Exercise instructions – Give back exactly the lines from the "Decode this image" line to the final line of the records, and only those, minus any pictures.

━━━━━ Data for this task

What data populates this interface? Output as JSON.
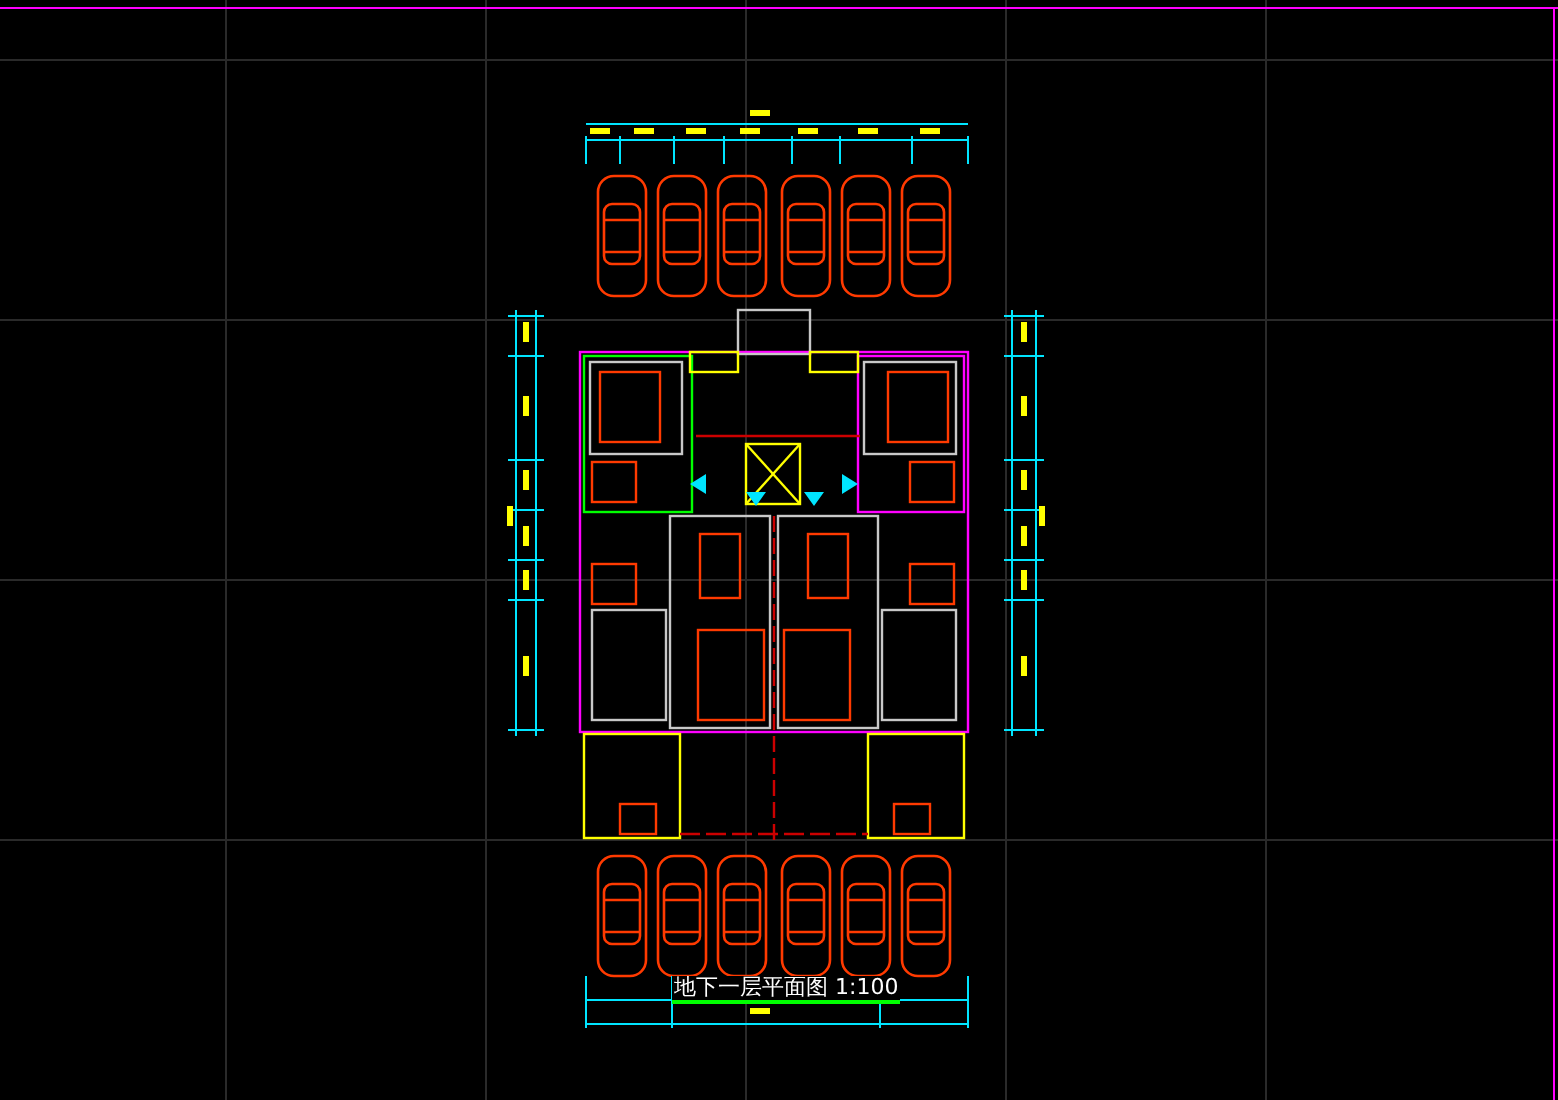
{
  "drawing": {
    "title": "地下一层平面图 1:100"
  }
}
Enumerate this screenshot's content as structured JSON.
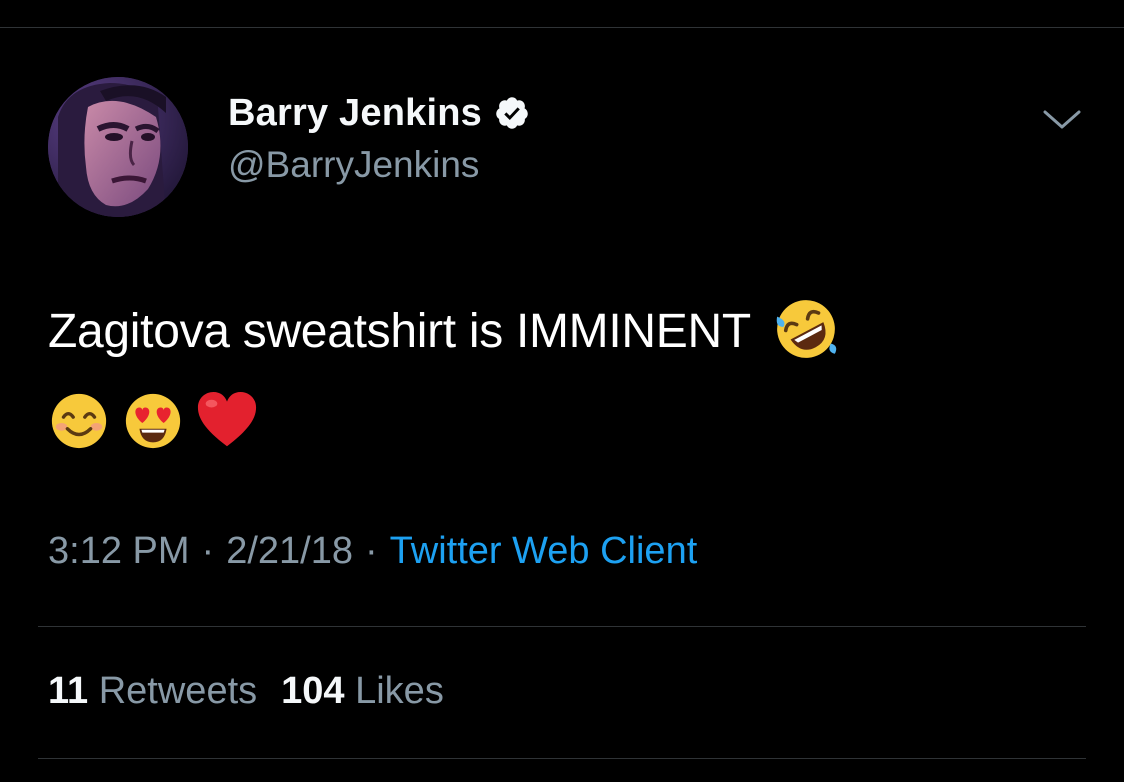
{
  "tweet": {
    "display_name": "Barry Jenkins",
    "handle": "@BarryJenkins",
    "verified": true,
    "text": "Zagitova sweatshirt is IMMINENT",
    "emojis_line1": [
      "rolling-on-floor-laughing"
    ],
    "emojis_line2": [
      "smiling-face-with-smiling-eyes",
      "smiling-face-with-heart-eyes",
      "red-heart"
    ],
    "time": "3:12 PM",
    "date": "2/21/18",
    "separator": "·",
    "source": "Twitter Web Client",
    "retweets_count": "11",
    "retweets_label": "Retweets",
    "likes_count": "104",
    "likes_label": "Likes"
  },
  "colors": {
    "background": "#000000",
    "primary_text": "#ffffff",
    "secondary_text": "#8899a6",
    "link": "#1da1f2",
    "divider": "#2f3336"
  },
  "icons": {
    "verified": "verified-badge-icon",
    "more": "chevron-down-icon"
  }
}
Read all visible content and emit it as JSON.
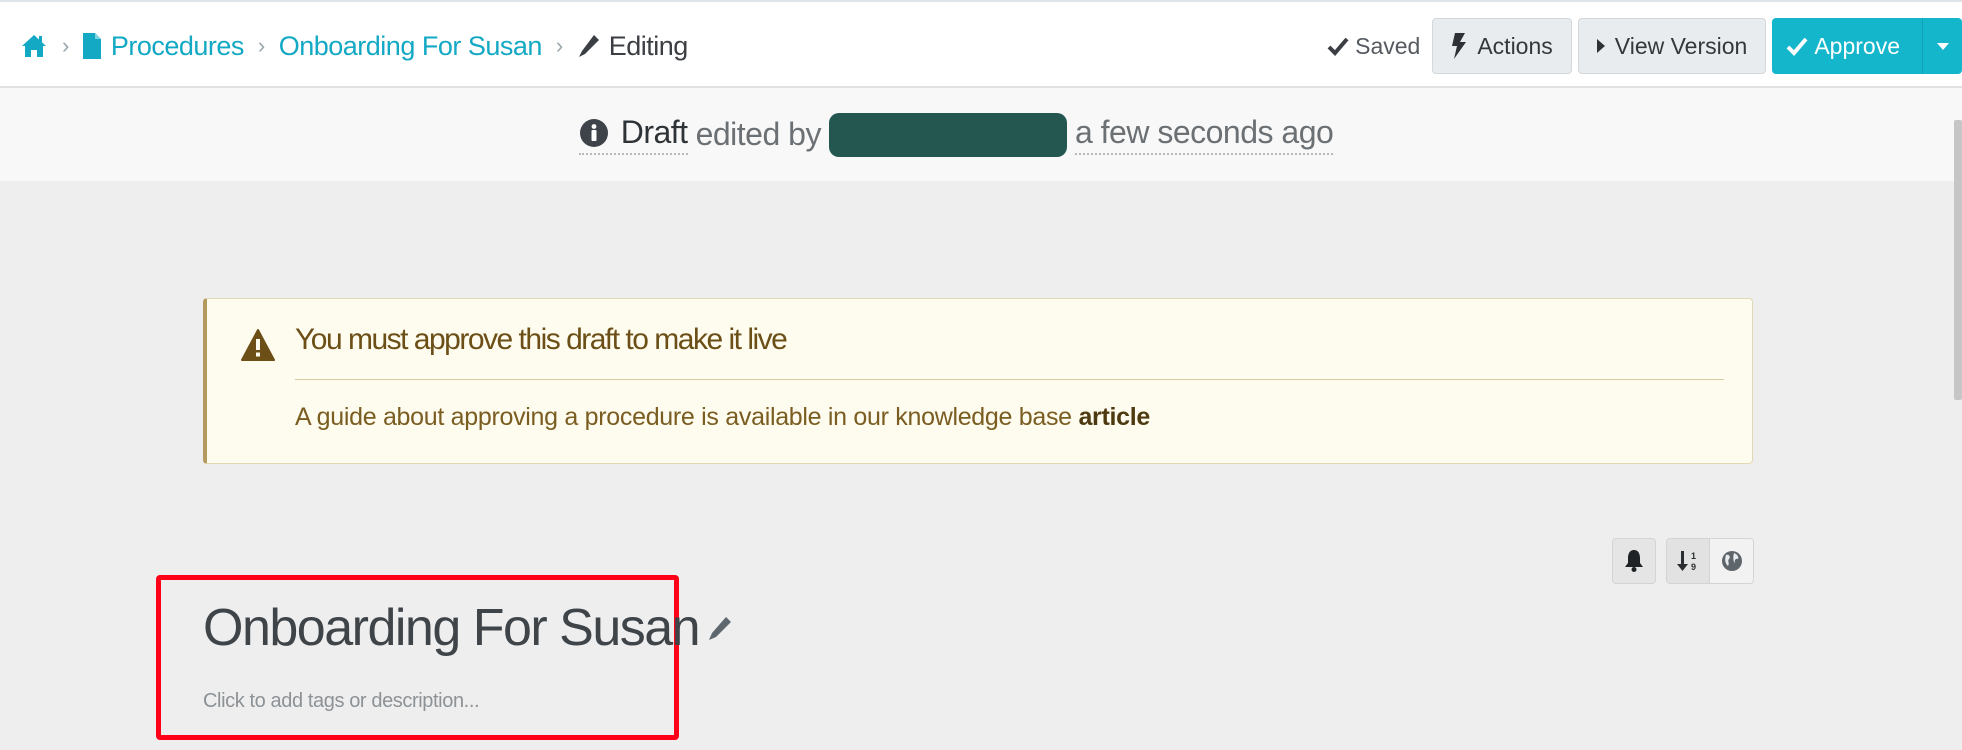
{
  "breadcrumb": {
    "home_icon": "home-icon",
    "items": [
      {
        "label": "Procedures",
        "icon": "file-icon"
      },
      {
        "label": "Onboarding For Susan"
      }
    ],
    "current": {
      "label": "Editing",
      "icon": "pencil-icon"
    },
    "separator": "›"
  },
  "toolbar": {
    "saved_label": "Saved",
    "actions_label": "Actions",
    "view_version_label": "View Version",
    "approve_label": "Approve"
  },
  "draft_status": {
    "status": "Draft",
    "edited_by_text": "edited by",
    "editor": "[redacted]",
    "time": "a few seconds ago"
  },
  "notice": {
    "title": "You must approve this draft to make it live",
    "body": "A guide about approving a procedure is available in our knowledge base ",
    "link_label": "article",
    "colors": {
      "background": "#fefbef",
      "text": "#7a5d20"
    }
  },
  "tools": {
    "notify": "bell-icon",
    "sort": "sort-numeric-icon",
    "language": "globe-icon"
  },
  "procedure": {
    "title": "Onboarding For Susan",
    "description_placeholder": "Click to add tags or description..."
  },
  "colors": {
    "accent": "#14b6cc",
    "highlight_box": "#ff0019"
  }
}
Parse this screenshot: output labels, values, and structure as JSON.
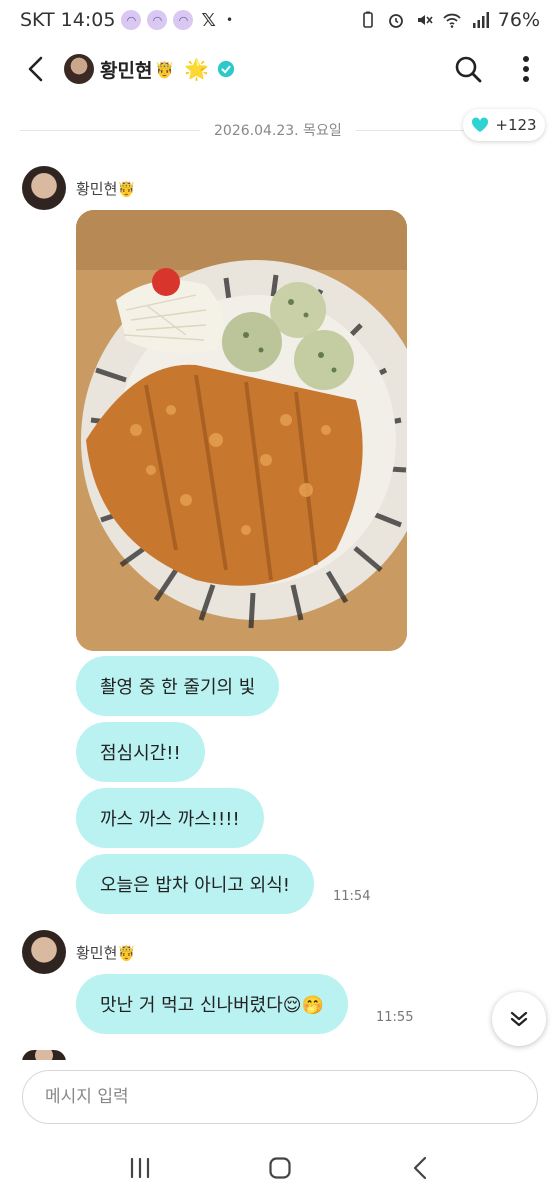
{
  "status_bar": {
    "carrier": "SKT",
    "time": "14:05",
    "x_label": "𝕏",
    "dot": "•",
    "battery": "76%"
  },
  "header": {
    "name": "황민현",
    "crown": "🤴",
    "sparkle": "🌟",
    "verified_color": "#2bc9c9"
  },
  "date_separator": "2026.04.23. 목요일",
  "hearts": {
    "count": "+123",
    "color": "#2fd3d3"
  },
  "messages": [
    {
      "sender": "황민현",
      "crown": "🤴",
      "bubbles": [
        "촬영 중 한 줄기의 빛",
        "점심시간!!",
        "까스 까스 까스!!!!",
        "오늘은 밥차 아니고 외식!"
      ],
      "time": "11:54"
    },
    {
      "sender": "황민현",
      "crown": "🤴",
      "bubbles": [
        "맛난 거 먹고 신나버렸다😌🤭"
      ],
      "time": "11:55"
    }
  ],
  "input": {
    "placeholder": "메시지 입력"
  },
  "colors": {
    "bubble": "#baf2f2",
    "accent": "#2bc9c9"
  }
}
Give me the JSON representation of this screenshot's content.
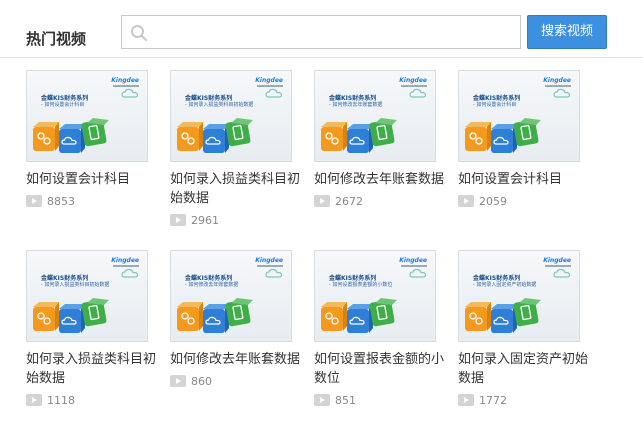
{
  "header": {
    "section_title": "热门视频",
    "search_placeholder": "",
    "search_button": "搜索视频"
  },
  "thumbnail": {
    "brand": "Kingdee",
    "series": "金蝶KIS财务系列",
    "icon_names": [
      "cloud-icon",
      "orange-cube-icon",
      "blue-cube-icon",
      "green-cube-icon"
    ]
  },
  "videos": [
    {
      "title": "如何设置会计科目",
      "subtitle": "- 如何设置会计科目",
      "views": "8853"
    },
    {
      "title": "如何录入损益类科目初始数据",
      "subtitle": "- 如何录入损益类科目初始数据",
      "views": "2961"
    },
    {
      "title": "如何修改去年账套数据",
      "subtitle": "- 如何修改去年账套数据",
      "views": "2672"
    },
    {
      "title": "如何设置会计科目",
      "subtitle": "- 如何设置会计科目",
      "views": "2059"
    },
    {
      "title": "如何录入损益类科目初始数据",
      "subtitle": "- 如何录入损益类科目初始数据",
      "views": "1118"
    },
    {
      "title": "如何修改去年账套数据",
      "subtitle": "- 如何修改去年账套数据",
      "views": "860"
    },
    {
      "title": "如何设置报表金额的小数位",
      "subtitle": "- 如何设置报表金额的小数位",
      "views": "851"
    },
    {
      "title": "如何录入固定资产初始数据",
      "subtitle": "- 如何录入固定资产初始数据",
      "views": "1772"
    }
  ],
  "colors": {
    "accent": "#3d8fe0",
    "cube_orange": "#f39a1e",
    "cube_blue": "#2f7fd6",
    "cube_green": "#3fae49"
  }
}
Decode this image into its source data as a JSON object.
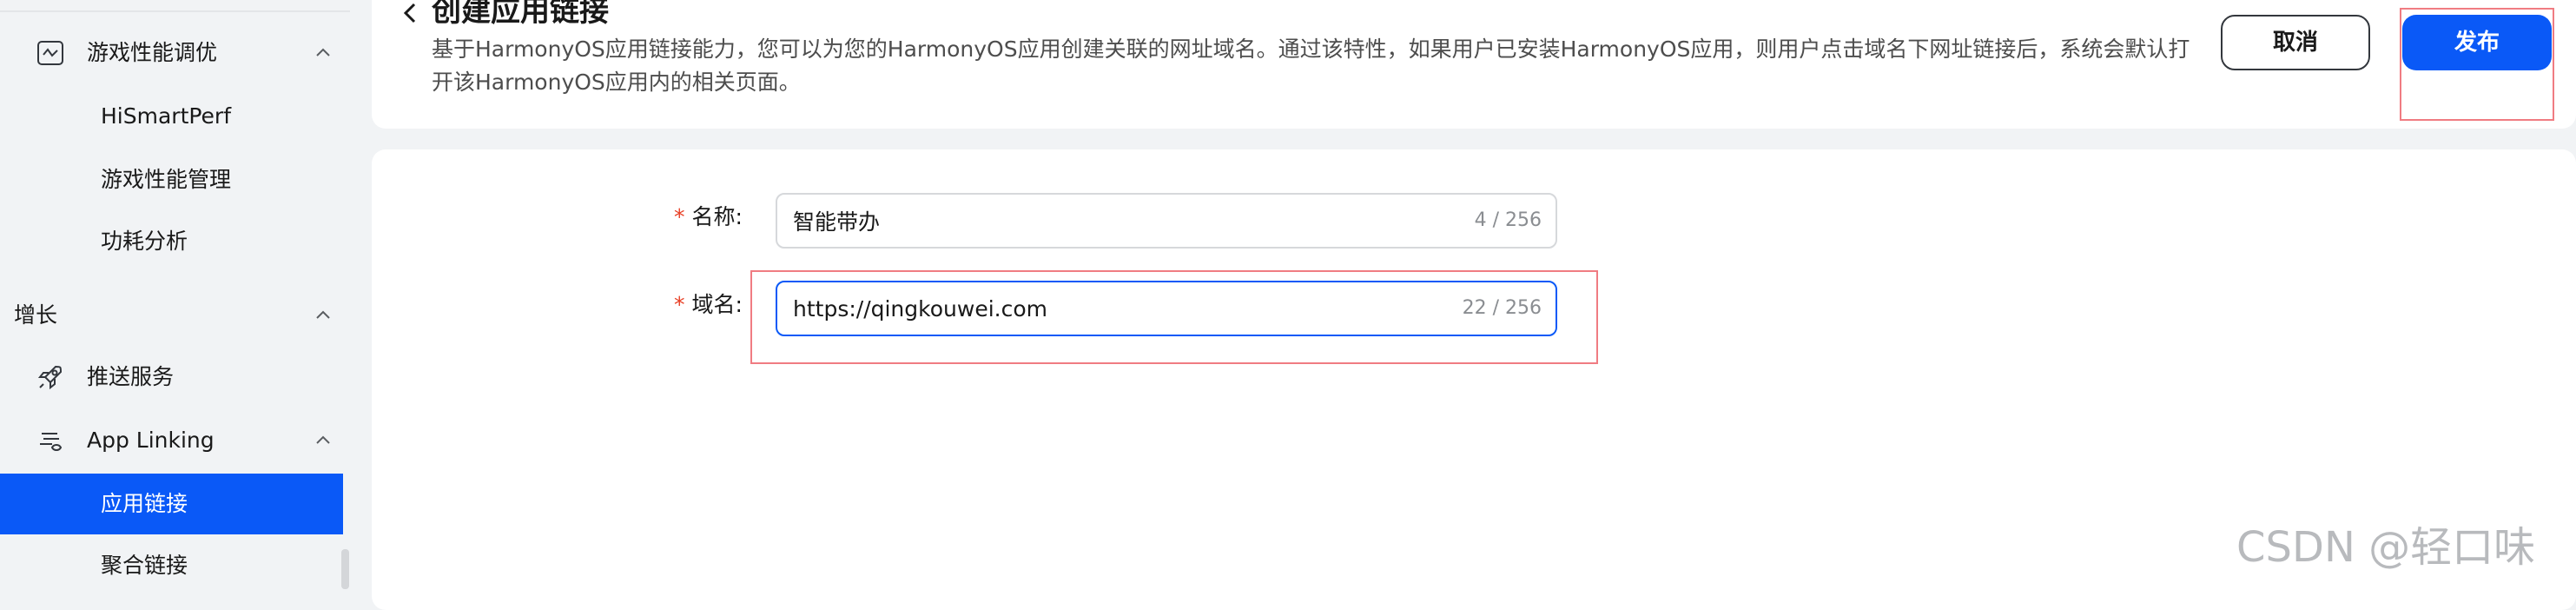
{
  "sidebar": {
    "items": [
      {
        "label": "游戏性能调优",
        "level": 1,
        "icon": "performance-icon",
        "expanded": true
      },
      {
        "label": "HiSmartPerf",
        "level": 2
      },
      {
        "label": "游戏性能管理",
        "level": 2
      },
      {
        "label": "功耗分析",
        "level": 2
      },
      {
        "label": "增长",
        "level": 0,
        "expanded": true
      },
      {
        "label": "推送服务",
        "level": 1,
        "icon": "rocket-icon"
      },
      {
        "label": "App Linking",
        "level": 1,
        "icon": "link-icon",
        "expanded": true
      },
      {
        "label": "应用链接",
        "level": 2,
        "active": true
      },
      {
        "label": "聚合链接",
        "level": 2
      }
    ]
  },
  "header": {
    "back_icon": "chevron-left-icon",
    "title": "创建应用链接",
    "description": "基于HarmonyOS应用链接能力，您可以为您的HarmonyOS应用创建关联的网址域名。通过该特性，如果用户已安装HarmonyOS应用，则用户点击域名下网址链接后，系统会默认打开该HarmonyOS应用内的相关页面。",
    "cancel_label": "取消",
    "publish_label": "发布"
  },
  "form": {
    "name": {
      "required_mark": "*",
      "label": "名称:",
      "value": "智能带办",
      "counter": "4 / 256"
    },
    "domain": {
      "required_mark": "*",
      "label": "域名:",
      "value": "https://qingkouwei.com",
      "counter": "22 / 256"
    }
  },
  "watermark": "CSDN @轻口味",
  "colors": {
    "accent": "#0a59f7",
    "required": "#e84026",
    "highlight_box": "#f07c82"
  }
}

━━━━━━━━━━

Exercise response –
Decode this image into its source data as a JSON object.
{
  "sidebar": {
    "items": [
      {
        "label": "游戏性能调优",
        "level": 1,
        "icon": "performance-icon",
        "expanded": true
      },
      {
        "label": "HiSmartPerf",
        "level": 2
      },
      {
        "label": "游戏性能管理",
        "level": 2
      },
      {
        "label": "功耗分析",
        "level": 2
      },
      {
        "label": "增长",
        "level": 0,
        "expanded": true
      },
      {
        "label": "推送服务",
        "level": 1,
        "icon": "rocket-icon"
      },
      {
        "label": "App Linking",
        "level": 1,
        "icon": "link-icon",
        "expanded": true
      },
      {
        "label": "应用链接",
        "level": 2,
        "active": true
      },
      {
        "label": "聚合链接",
        "level": 2
      }
    ]
  },
  "header": {
    "back_icon": "chevron-left-icon",
    "title": "创建应用链接",
    "description": "基于HarmonyOS应用链接能力，您可以为您的HarmonyOS应用创建关联的网址域名。通过该特性，如果用户已安装HarmonyOS应用，则用户点击域名下网址链接后，系统会默认打开该HarmonyOS应用内的相关页面。",
    "cancel_label": "取消",
    "publish_label": "发布"
  },
  "form": {
    "name": {
      "required_mark": "*",
      "label": "名称:",
      "value": "智能带办",
      "counter": "4 / 256"
    },
    "domain": {
      "required_mark": "*",
      "label": "域名:",
      "value": "https://qingkouwei.com",
      "counter": "22 / 256"
    }
  },
  "watermark": "CSDN @轻口味",
  "colors": {
    "accent": "#0a59f7",
    "required": "#e84026",
    "highlight_box": "#f07c82"
  }
}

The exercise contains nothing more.